+++ Supplied passage

The only thing not being compatible is the generation of the Browser Exam Key (BEK). But that was never intended, the BEK wasn't designed to be server generated. The idea was that the BEK can only be generated inside of an (unmodified) SEB client and therefore should make it harder to perform an attack which you mentioned in your question number 4. For the same reason the plan also was to move generating the BEK into a module distributed only in binary and code obfuscated form. We had to put this aside as we had to focus on some other improvements, security and bug fixes. But we will start work on this early next year again, although there will be two new keys to later replace BEK and allow to be server generated without the disadvantage to be easily generated by an external tool or an easily available DLL. I will make the specifications for these keys public early next year, there is already a Mac branch implementing one of these key, the Config Key.
In the refactored SEB version we are using the Chromium browser engine (CEF3/CefSharp). IE/Edge browsing components are not very well compatible and embedding Chromium is mostly used nowadays for embedded browsers on Windows.

++++++

Set of tasks:
1. Give every all-capital abbreviation that appears in the passage about the Browser Exam Key.
2. Write out the part of the passage about the Browser Exam Key that starts with "In the refactored" and goes on through "browsers on Windows.".
3. Answer these questions from the passage about the Browser Exam Key:
(a) Which key does the Mac branch already implement?
(b) When will the specifications for the two new keys be made public?
(c) Which browser engine does the refactored SEB version use?

+++ Dataset

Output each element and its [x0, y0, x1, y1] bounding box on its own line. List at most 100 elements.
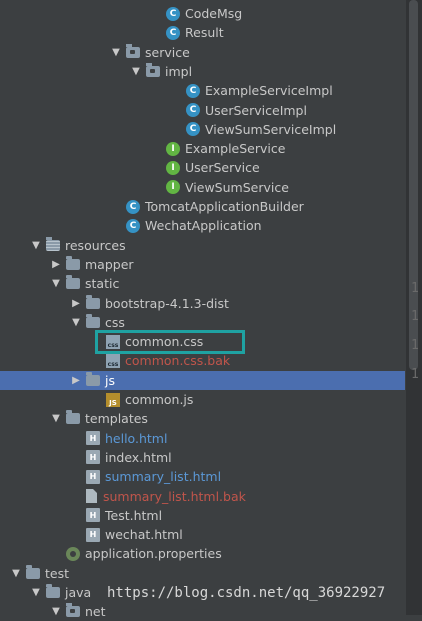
tree-row-label: ExampleServiceImpl — [205, 83, 333, 99]
tree-row-exampleservice[interactable]: I ExampleService — [0, 139, 405, 158]
tree-row-label: UserService — [185, 160, 260, 176]
tree-row-result[interactable]: C Result — [0, 23, 405, 42]
tree-row-codemsg[interactable]: C CodeMsg — [0, 4, 405, 23]
package-icon — [146, 62, 160, 77]
tree-row-label: CodeMsg — [185, 6, 243, 21]
tree-row-test[interactable]: ▼ test — [0, 564, 405, 583]
tree-row-label: net — [85, 604, 106, 620]
interface-icon: I — [166, 160, 180, 175]
tree-row-js[interactable]: ▶ js — [0, 370, 405, 390]
expand-arrow-down-icon[interactable]: ▼ — [8, 568, 24, 579]
expand-arrow-down-icon[interactable]: ▼ — [128, 66, 144, 77]
tree-row-summary-list-html[interactable]: Hsummary_list.html — [0, 467, 405, 486]
tree-row-tomcatapplicationbuilder[interactable]: C TomcatApplicationBuilder — [0, 197, 405, 216]
tree-row-index-html[interactable]: Hindex.html — [0, 448, 405, 467]
interface-icon: I — [166, 141, 180, 156]
css-file-icon: css — [106, 353, 120, 368]
tree-row-label: hello.html — [105, 430, 168, 446]
tree-row-css[interactable]: ▼ css — [0, 313, 405, 332]
tree-row-label: bootstrap-4.1.3-dist — [105, 295, 229, 311]
class-icon: C — [186, 103, 200, 117]
tree-row-label: js — [105, 372, 115, 388]
text-file-icon — [86, 489, 97, 503]
tree-row-label: application.properties — [85, 546, 222, 562]
interface-icon: I — [166, 180, 180, 195]
tree-row-label: service — [145, 44, 190, 60]
tree-row-label: java — [65, 585, 92, 600]
tree-row-service[interactable]: ▼ service — [0, 43, 405, 62]
tree-row-userservice[interactable]: I UserService — [0, 158, 405, 177]
html-file-icon: H — [86, 431, 100, 446]
expand-arrow-down-icon[interactable]: ▼ — [48, 278, 64, 289]
expand-arrow-down-icon[interactable]: ▼ — [68, 317, 84, 328]
folder-icon — [66, 410, 80, 425]
tree-row-label: summary_list.html — [105, 469, 222, 485]
tree-row-summary-list-html-bak[interactable]: summary_list.html.bak — [0, 487, 405, 506]
tree-row-resources[interactable]: ▼ resources — [0, 236, 405, 255]
class-icon: C — [186, 122, 200, 137]
package-icon — [66, 603, 80, 618]
folder-icon — [86, 294, 100, 309]
tree-row-label: WechatApplication — [145, 218, 262, 234]
html-file-icon: H — [86, 508, 100, 523]
tree-row-label: UserServiceImpl — [205, 102, 307, 118]
tree-row-wechatapplication[interactable]: C WechatApplication — [0, 216, 405, 235]
tree-row-label: ViewSumService — [185, 179, 289, 195]
tree-row-label: ExampleService — [185, 141, 286, 157]
tree-row-label: css — [105, 314, 125, 330]
tree-row-exampleserviceimpl[interactable]: C ExampleServiceImpl — [0, 81, 405, 100]
tree-row-label: templates — [85, 411, 148, 427]
tree-row-label: common.js — [125, 392, 194, 407]
class-icon: C — [166, 6, 180, 21]
class-icon: C — [126, 218, 140, 233]
tree-row-net[interactable]: ▼ net — [0, 602, 405, 621]
class-icon: C — [186, 83, 200, 98]
tree-row-label: ViewSumServiceImpl — [205, 121, 337, 137]
project-tree[interactable]: C CodeMsg C Result ▼ service ▼ impl C ExampleServ… — [0, 0, 405, 619]
tree-row-static[interactable]: ▼ static — [0, 274, 405, 293]
folder-icon — [26, 564, 40, 579]
tree-row-application-properties[interactable]: application.properties — [0, 544, 405, 563]
expand-arrow-down-icon[interactable]: ▼ — [48, 413, 64, 424]
tree-row-viewsumserviceimpl[interactable]: C ViewSumServiceImpl — [0, 120, 405, 139]
expand-arrow-right-icon[interactable]: ▶ — [68, 298, 84, 309]
tree-row-label: index.html — [105, 449, 172, 465]
vertical-scrollbar[interactable] — [406, 0, 422, 615]
folder-icon — [66, 255, 80, 270]
tree-row-wechat-html[interactable]: Hwechat.html — [0, 525, 405, 544]
tree-row-label: resources — [65, 237, 126, 253]
tree-row-hello-html[interactable]: Hhello.html — [0, 429, 405, 448]
tree-row-templates[interactable]: ▼ templates — [0, 409, 405, 428]
html-file-icon: H — [86, 469, 100, 484]
resources-folder-icon — [46, 236, 60, 251]
tree-row-userserviceimpl[interactable]: C UserServiceImpl — [0, 101, 405, 120]
tree-row-common-js[interactable]: JS common.js — [0, 390, 405, 409]
js-file-icon: JS — [106, 392, 120, 407]
tree-row-viewsumservice[interactable]: I ViewSumService — [0, 178, 405, 197]
expand-arrow-right-icon[interactable]: ▶ — [48, 259, 64, 270]
gutter-line-number: 1 — [411, 309, 419, 324]
tree-row-impl[interactable]: ▼ impl — [0, 62, 405, 81]
expand-arrow-down-icon[interactable]: ▼ — [28, 587, 44, 598]
expand-arrow-right-icon[interactable]: ▶ — [68, 375, 84, 386]
gutter-line-number: 1 — [411, 367, 419, 382]
tree-row-bootstrap-4-1-3-dist[interactable]: ▶ bootstrap-4.1.3-dist — [0, 294, 405, 313]
expand-arrow-down-icon[interactable]: ▼ — [108, 47, 124, 58]
expand-arrow-down-icon[interactable]: ▼ — [28, 240, 44, 251]
tree-row-mapper[interactable]: ▶ mapper — [0, 255, 405, 274]
folder-icon — [46, 584, 60, 598]
tree-row-label: wechat.html — [105, 527, 183, 543]
tree-row-label: Result — [185, 25, 224, 41]
folder-icon — [66, 275, 80, 290]
gutter-line-number: 1 — [411, 338, 419, 353]
tree-row-label: summary_list.html.bak — [103, 488, 246, 504]
tree-row-label: test — [45, 565, 70, 581]
folder-icon — [86, 313, 100, 328]
tree-row-label: static — [85, 276, 120, 292]
expand-arrow-down-icon[interactable]: ▼ — [48, 606, 64, 617]
tree-row-test-html[interactable]: H Test.html — [0, 506, 405, 525]
properties-icon — [66, 546, 80, 561]
tree-row-common-css-bak[interactable]: css common.css.bak — [0, 351, 405, 370]
watermark-url: https://blog.csdn.net/qq_36922927 — [107, 585, 386, 601]
tree-row-label: common.css.bak — [125, 353, 231, 369]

++++++

Answers below:
1. BEK, SEB, DLL, CEF3, IE

2.
In the refactored SEB version we are using the Chromium browser engine (CEF3/CefSharp). IE/Edge browsing components are not very well compatible and embedding Chromium is mostly used nowadays for embedded browsers on Windows.

3.
(a) The Config Key.
(b) Early next year.
(c) The Chromium browser engine (CEF3/CefSharp).